▶ _GIVEN INSTRUCTION_
Include the line containing "Output the text content of this document." and every line after it up to the end of the material below; reproduce them exactly and drop the pictures.

— START OF LISTED ENTRIES —

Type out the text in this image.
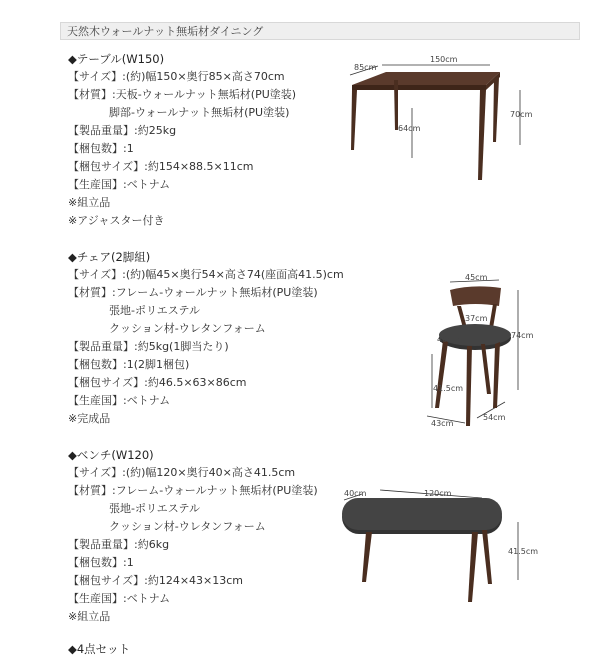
天然木ウォールナット無垢材ダイニング
◆テーブル(W150)
【サイズ】:(約)幅150×奥行85×高さ70cm
【材質】:天板-ウォールナット無垢材(PU塗装)
脚部-ウォールナット無垢材(PU塗装)
【製品重量】:約25kg
【梱包数】:1
【梱包サイズ】:約154×88.5×11cm
【生産国】:ベトナム
※組立品
※アジャスター付き
◆チェア(2脚組)
【サイズ】:(約)幅45×奥行54×高さ74(座面高41.5)cm
【材質】:フレーム-ウォールナット無垢材(PU塗装)
張地-ポリエステル
クッション材-ウレタンフォーム
【製品重量】:約5kg(1脚当たり)
【梱包数】:1(2脚1梱包)
【梱包サイズ】:約46.5×63×86cm
【生産国】:ベトナム
※完成品
◆ベンチ(W120)
【サイズ】:(約)幅120×奥行40×高さ41.5cm
【材質】:フレーム-ウォールナット無垢材(PU塗装)
張地-ポリエステル
クッション材-ウレタンフォーム
【製品重量】:約6kg
【梱包数】:1
【梱包サイズ】:約124×43×13cm
【生産国】:ベトナム
※組立品
◆4点セット
85cm
150cm
70cm
64cm
45cm
37cm
40cm	74cm
41.5cm
43cm
54cm
40cm	120cm
41.5cm
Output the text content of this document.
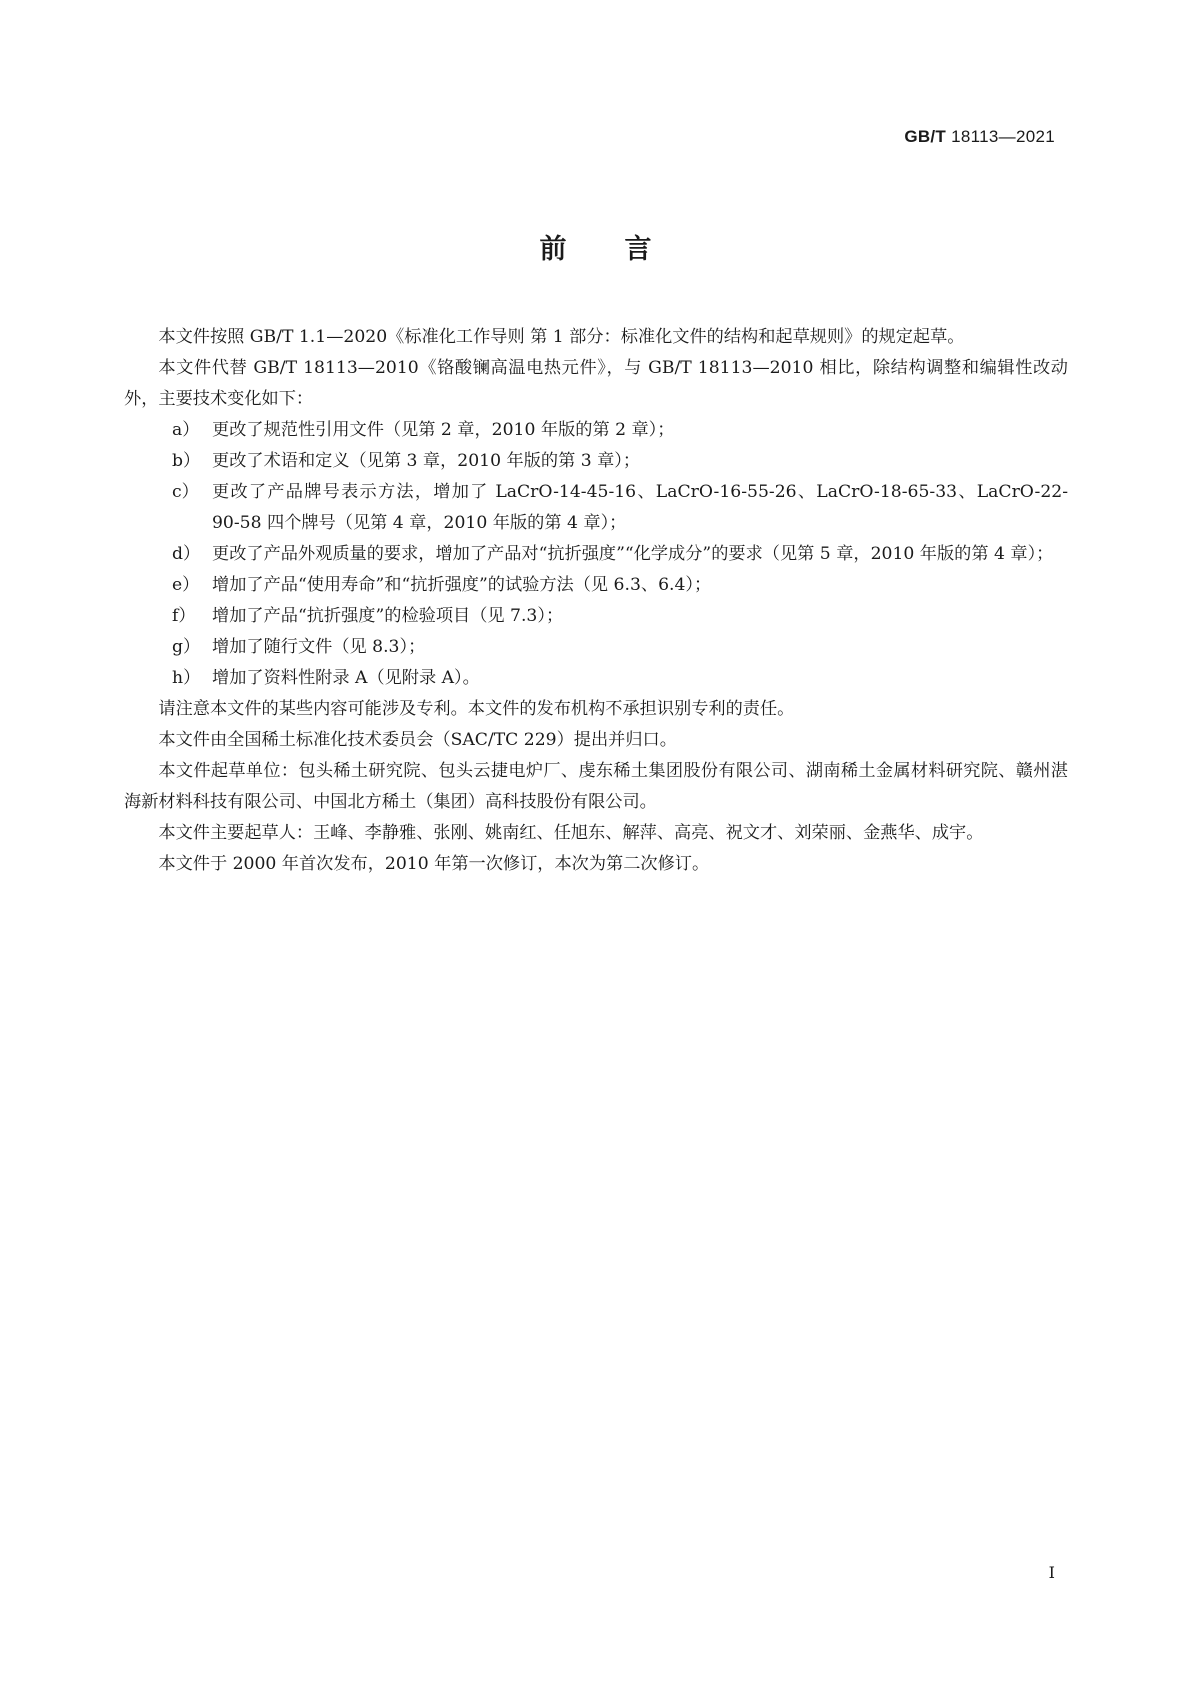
GB/T 18113—2021
前言

本文件按照 GB/T 1.1—2020《标准化工作导则 第 1 部分：标准化文件的结构和起草规则》的规定起草。

本文件代替 GB/T 18113—2010《铬酸镧高温电热元件》，与 GB/T 18113—2010 相比，除结构调整和编辑性改动外，主要技术变化如下：

a） 更改了规范性引用文件（见第 2 章，2010 年版的第 2 章）；
b） 更改了术语和定义（见第 3 章，2010 年版的第 3 章）；
c） 更改了产品牌号表示方法，增加了 LaCrO-14-45-16、LaCrO-16-55-26、LaCrO-18-65-33、LaCrO-22-90-58 四个牌号（见第 4 章，2010 年版的第 4 章）；
d） 更改了产品外观质量的要求，增加了产品对“抗折强度”“化学成分”的要求（见第 5 章，2010 年版的第 4 章）；
e） 增加了产品“使用寿命”和“抗折强度”的试验方法（见 6.3、6.4）；
f） 增加了产品“抗折强度”的检验项目（见 7.3）；
g） 增加了随行文件（见 8.3）；
h） 增加了资料性附录 A（见附录 A）。

请注意本文件的某些内容可能涉及专利。本文件的发布机构不承担识别专利的责任。

本文件由全国稀土标准化技术委员会（SAC/TC 229）提出并归口。

本文件起草单位：包头稀土研究院、包头云捷电炉厂、虔东稀土集团股份有限公司、湖南稀土金属材料研究院、赣州湛海新材料科技有限公司、中国北方稀土（集团）高科技股份有限公司。

本文件主要起草人：王峰、李静雅、张刚、姚南红、任旭东、解萍、高亮、祝文才、刘荣丽、金燕华、成宇。

本文件于 2000 年首次发布，2010 年第一次修订，本次为第二次修订。

I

— END OF LISTED ENTRIES —

▶ _EXERCISE ANSWER_
Output the text content of this document.
GB/T 18113—2021
前言

本文件按照 GB/T 1.1—2020《标准化工作导则 第 1 部分：标准化文件的结构和起草规则》的规定起草。

本文件代替 GB/T 18113—2010《铬酸镧高温电热元件》，与 GB/T 18113—2010 相比，除结构调整和编辑性改动外，主要技术变化如下：

a） 更改了规范性引用文件（见第 2 章，2010 年版的第 2 章）；
b） 更改了术语和定义（见第 3 章，2010 年版的第 3 章）；
c） 更改了产品牌号表示方法，增加了 LaCrO-14-45-16、LaCrO-16-55-26、LaCrO-18-65-33、LaCrO-22-90-58 四个牌号（见第 4 章，2010 年版的第 4 章）；
d） 更改了产品外观质量的要求，增加了产品对“抗折强度”“化学成分”的要求（见第 5 章，2010 年版的第 4 章）；
e） 增加了产品“使用寿命”和“抗折强度”的试验方法（见 6.3、6.4）；
f） 增加了产品“抗折强度”的检验项目（见 7.3）；
g） 增加了随行文件（见 8.3）；
h） 增加了资料性附录 A（见附录 A）。

请注意本文件的某些内容可能涉及专利。本文件的发布机构不承担识别专利的责任。

本文件由全国稀土标准化技术委员会（SAC/TC 229）提出并归口。

本文件起草单位：包头稀土研究院、包头云捷电炉厂、虔东稀土集团股份有限公司、湖南稀土金属材料研究院、赣州湛海新材料科技有限公司、中国北方稀土（集团）高科技股份有限公司。

本文件主要起草人：王峰、李静雅、张刚、姚南红、任旭东、解萍、高亮、祝文才、刘荣丽、金燕华、成宇。

本文件于 2000 年首次发布，2010 年第一次修订，本次为第二次修订。

I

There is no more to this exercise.